--- BEGIN ---
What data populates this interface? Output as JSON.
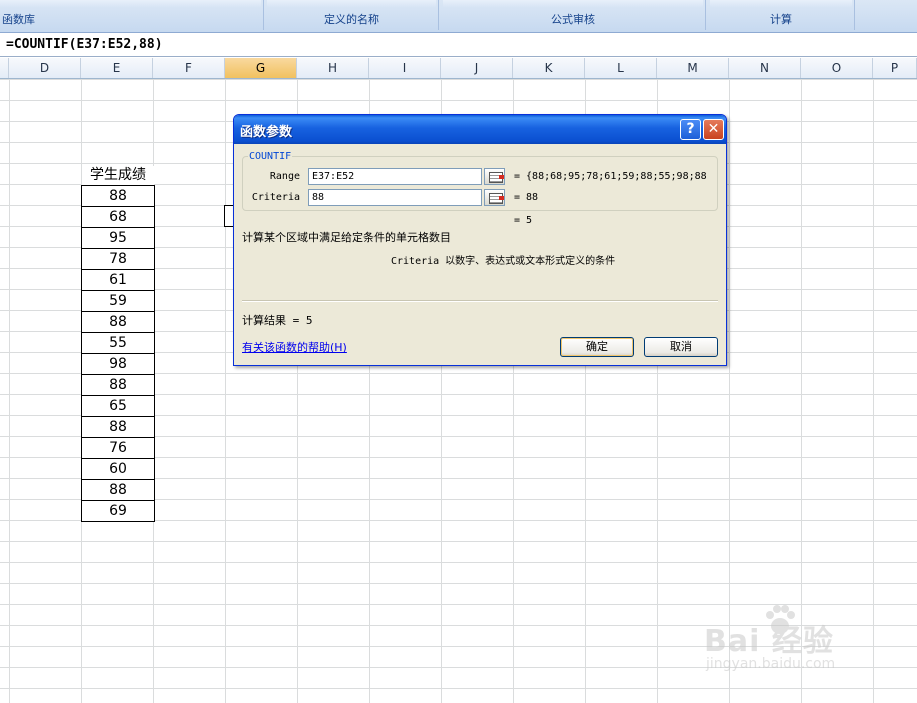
{
  "ribbon": {
    "groups": [
      "函数库",
      "定义的名称",
      "公式审核",
      "计算"
    ]
  },
  "formula_bar": {
    "text": "=COUNTIF(E37:E52,88)"
  },
  "columns": {
    "headers": [
      "D",
      "E",
      "F",
      "G",
      "H",
      "I",
      "J",
      "K",
      "L",
      "M",
      "N",
      "O",
      "P"
    ],
    "selected": "G"
  },
  "sheet": {
    "score_header": "学生成绩",
    "scores": [
      "88",
      "68",
      "95",
      "78",
      "61",
      "59",
      "88",
      "55",
      "98",
      "88",
      "65",
      "88",
      "76",
      "60",
      "88",
      "69"
    ]
  },
  "dialog": {
    "title": "函数参数",
    "help_glyph": "?",
    "close_glyph": "✕",
    "function_name": "COUNTIF",
    "args": [
      {
        "label": "Range",
        "value": "E37:E52",
        "eq_value": "= {88;68;95;78;61;59;88;55;98;88"
      },
      {
        "label": "Criteria",
        "value": "88",
        "eq_value": "= 88"
      }
    ],
    "inline_result": "= 5",
    "function_description": "计算某个区域中满足给定条件的单元格数目",
    "argument_description": "Criteria  以数字、表达式或文本形式定义的条件",
    "calc_result": "计算结果 = 5",
    "help_link": "有关该函数的帮助(H)",
    "ok_label": "确定",
    "cancel_label": "取消"
  },
  "watermark": {
    "main": "Bai  经验",
    "sub": "jingyan.baidu.com"
  }
}
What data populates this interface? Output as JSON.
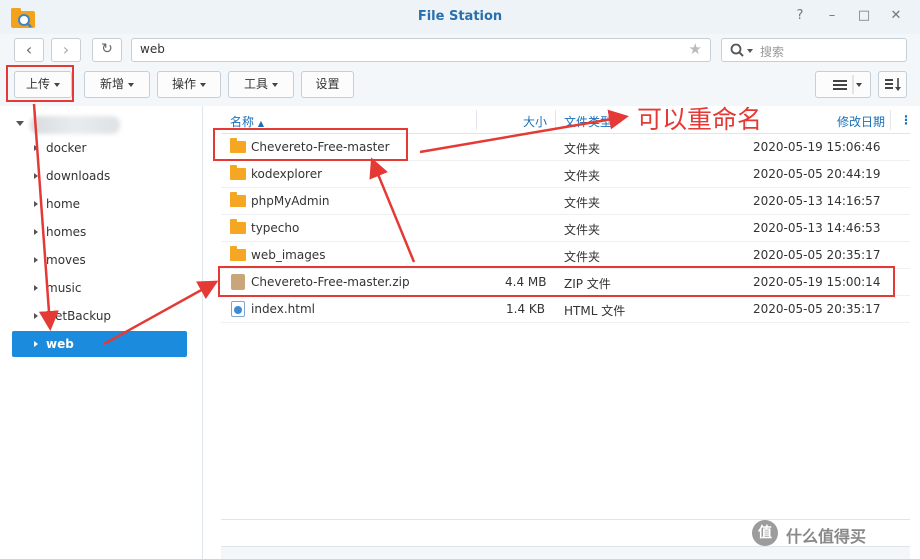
{
  "window": {
    "title": "File Station",
    "help": "?",
    "minimize": "–",
    "maximize": "□",
    "close": "✕"
  },
  "nav": {
    "back": "‹",
    "forward": "›",
    "refresh": "↻",
    "path": "web",
    "star": "★",
    "search_placeholder": "搜索"
  },
  "toolbar": {
    "upload": "上传",
    "new": "新增",
    "action": "操作",
    "tools": "工具",
    "settings": "设置"
  },
  "sidebar": {
    "items": [
      {
        "label": "docker"
      },
      {
        "label": "downloads"
      },
      {
        "label": "home"
      },
      {
        "label": "homes"
      },
      {
        "label": "moves"
      },
      {
        "label": "music"
      },
      {
        "label": "NetBackup"
      },
      {
        "label": "web"
      }
    ]
  },
  "table": {
    "columns": {
      "name": "名称",
      "size": "大小",
      "type": "文件类型",
      "modified": "修改日期"
    },
    "rows": [
      {
        "name": "Chevereto-Free-master",
        "size": "",
        "type": "文件夹",
        "modified": "2020-05-19 15:06:46",
        "icon": "folder-icon"
      },
      {
        "name": "kodexplorer",
        "size": "",
        "type": "文件夹",
        "modified": "2020-05-05 20:44:19",
        "icon": "folder-icon"
      },
      {
        "name": "phpMyAdmin",
        "size": "",
        "type": "文件夹",
        "modified": "2020-05-13 14:16:57",
        "icon": "folder-icon"
      },
      {
        "name": "typecho",
        "size": "",
        "type": "文件夹",
        "modified": "2020-05-13 14:46:53",
        "icon": "folder-icon"
      },
      {
        "name": "web_images",
        "size": "",
        "type": "文件夹",
        "modified": "2020-05-05 20:35:17",
        "icon": "folder-icon"
      },
      {
        "name": "Chevereto-Free-master.zip",
        "size": "4.4 MB",
        "type": "ZIP 文件",
        "modified": "2020-05-19 15:00:14",
        "icon": "zip-file-icon"
      },
      {
        "name": "index.html",
        "size": "1.4 KB",
        "type": "HTML 文件",
        "modified": "2020-05-05 20:35:17",
        "icon": "html-file-icon"
      }
    ]
  },
  "annotation": {
    "text": "可以重命名",
    "color": "#e53935"
  },
  "watermark": {
    "badge": "值",
    "text": "什么值得买"
  },
  "colors": {
    "accent": "#1a8bdd",
    "title": "#2a6fad",
    "folder": "#f5a623"
  }
}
--- END ---
▶ **Short exercise**: The records shown above are to be repeated exactly, with the pictures left out.

▶ **Exercise solution**:
What data populates this interface? Output as JSON.
{
  "ribbon": {
    "groups": [
      "函数库",
      "定义的名称",
      "公式审核",
      "计算"
    ]
  },
  "formula_bar": {
    "text": "=COUNTIF(E37:E52,88)"
  },
  "columns": {
    "headers": [
      "D",
      "E",
      "F",
      "G",
      "H",
      "I",
      "J",
      "K",
      "L",
      "M",
      "N",
      "O",
      "P"
    ],
    "selected": "G"
  },
  "sheet": {
    "score_header": "学生成绩",
    "scores": [
      "88",
      "68",
      "95",
      "78",
      "61",
      "59",
      "88",
      "55",
      "98",
      "88",
      "65",
      "88",
      "76",
      "60",
      "88",
      "69"
    ]
  },
  "dialog": {
    "title": "函数参数",
    "help_glyph": "?",
    "close_glyph": "✕",
    "function_name": "COUNTIF",
    "args": [
      {
        "label": "Range",
        "value": "E37:E52",
        "eq_value": "= {88;68;95;78;61;59;88;55;98;88"
      },
      {
        "label": "Criteria",
        "value": "88",
        "eq_value": "= 88"
      }
    ],
    "inline_result": "= 5",
    "function_description": "计算某个区域中满足给定条件的单元格数目",
    "argument_description": "Criteria  以数字、表达式或文本形式定义的条件",
    "calc_result": "计算结果 = 5",
    "help_link": "有关该函数的帮助(H)",
    "ok_label": "确定",
    "cancel_label": "取消"
  },
  "watermark": {
    "main": "Bai  经验",
    "sub": "jingyan.baidu.com"
  }
}
What data populates this interface? Output as JSON.
{
  "window": {
    "title": "File Station",
    "help": "?",
    "minimize": "–",
    "maximize": "□",
    "close": "✕"
  },
  "nav": {
    "back": "‹",
    "forward": "›",
    "refresh": "↻",
    "path": "web",
    "star": "★",
    "search_placeholder": "搜索"
  },
  "toolbar": {
    "upload": "上传",
    "new": "新增",
    "action": "操作",
    "tools": "工具",
    "settings": "设置"
  },
  "sidebar": {
    "items": [
      {
        "label": "docker"
      },
      {
        "label": "downloads"
      },
      {
        "label": "home"
      },
      {
        "label": "homes"
      },
      {
        "label": "moves"
      },
      {
        "label": "music"
      },
      {
        "label": "NetBackup"
      },
      {
        "label": "web"
      }
    ]
  },
  "table": {
    "columns": {
      "name": "名称",
      "size": "大小",
      "type": "文件类型",
      "modified": "修改日期"
    },
    "rows": [
      {
        "name": "Chevereto-Free-master",
        "size": "",
        "type": "文件夹",
        "modified": "2020-05-19 15:06:46",
        "icon": "folder-icon"
      },
      {
        "name": "kodexplorer",
        "size": "",
        "type": "文件夹",
        "modified": "2020-05-05 20:44:19",
        "icon": "folder-icon"
      },
      {
        "name": "phpMyAdmin",
        "size": "",
        "type": "文件夹",
        "modified": "2020-05-13 14:16:57",
        "icon": "folder-icon"
      },
      {
        "name": "typecho",
        "size": "",
        "type": "文件夹",
        "modified": "2020-05-13 14:46:53",
        "icon": "folder-icon"
      },
      {
        "name": "web_images",
        "size": "",
        "type": "文件夹",
        "modified": "2020-05-05 20:35:17",
        "icon": "folder-icon"
      },
      {
        "name": "Chevereto-Free-master.zip",
        "size": "4.4 MB",
        "type": "ZIP 文件",
        "modified": "2020-05-19 15:00:14",
        "icon": "zip-file-icon"
      },
      {
        "name": "index.html",
        "size": "1.4 KB",
        "type": "HTML 文件",
        "modified": "2020-05-05 20:35:17",
        "icon": "html-file-icon"
      }
    ]
  },
  "annotation": {
    "text": "可以重命名",
    "color": "#e53935"
  },
  "watermark": {
    "badge": "值",
    "text": "什么值得买"
  },
  "colors": {
    "accent": "#1a8bdd",
    "title": "#2a6fad",
    "folder": "#f5a623"
  }
}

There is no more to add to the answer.